** begin DATA IN THIS EXERCISE **

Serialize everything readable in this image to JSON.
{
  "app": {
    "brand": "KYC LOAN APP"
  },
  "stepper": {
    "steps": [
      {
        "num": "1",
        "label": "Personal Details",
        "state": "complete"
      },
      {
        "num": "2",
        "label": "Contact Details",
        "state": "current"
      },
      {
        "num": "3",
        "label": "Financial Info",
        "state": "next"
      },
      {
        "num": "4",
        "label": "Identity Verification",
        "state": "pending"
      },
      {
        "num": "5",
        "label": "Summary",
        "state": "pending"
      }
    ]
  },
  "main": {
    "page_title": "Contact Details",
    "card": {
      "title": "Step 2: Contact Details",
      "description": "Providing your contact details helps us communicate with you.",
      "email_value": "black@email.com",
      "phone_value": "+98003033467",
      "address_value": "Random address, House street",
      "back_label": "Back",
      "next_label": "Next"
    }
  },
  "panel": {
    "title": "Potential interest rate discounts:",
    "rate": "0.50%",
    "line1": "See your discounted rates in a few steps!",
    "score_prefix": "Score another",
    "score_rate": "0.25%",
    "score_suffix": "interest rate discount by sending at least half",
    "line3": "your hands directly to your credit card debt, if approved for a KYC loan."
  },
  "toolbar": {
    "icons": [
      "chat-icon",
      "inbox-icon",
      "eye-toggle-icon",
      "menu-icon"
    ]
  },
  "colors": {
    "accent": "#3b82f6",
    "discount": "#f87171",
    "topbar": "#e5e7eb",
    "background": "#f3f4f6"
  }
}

** end DATA IN THIS EXERCISE **

### SHORT TASK
Output each record exactly, leaving nothing out.

### ANSWER TO THIS TASK
Serialize everything readable in this image to JSON.
{
  "app": {
    "brand": "KYC LOAN APP"
  },
  "stepper": {
    "steps": [
      {
        "num": "1",
        "label": "Personal Details",
        "state": "complete"
      },
      {
        "num": "2",
        "label": "Contact Details",
        "state": "current"
      },
      {
        "num": "3",
        "label": "Financial Info",
        "state": "next"
      },
      {
        "num": "4",
        "label": "Identity Verification",
        "state": "pending"
      },
      {
        "num": "5",
        "label": "Summary",
        "state": "pending"
      }
    ]
  },
  "main": {
    "page_title": "Contact Details",
    "card": {
      "title": "Step 2: Contact Details",
      "description": "Providing your contact details helps us communicate with you.",
      "email_value": "black@email.com",
      "phone_value": "+98003033467",
      "address_value": "Random address, House street",
      "back_label": "Back",
      "next_label": "Next"
    }
  },
  "panel": {
    "title": "Potential interest rate discounts:",
    "rate": "0.50%",
    "line1": "See your discounted rates in a few steps!",
    "score_prefix": "Score another",
    "score_rate": "0.25%",
    "score_suffix": "interest rate discount by sending at least half",
    "line3": "your hands directly to your credit card debt, if approved for a KYC loan."
  },
  "toolbar": {
    "icons": [
      "chat-icon",
      "inbox-icon",
      "eye-toggle-icon",
      "menu-icon"
    ]
  },
  "colors": {
    "accent": "#3b82f6",
    "discount": "#f87171",
    "topbar": "#e5e7eb",
    "background": "#f3f4f6"
  }
}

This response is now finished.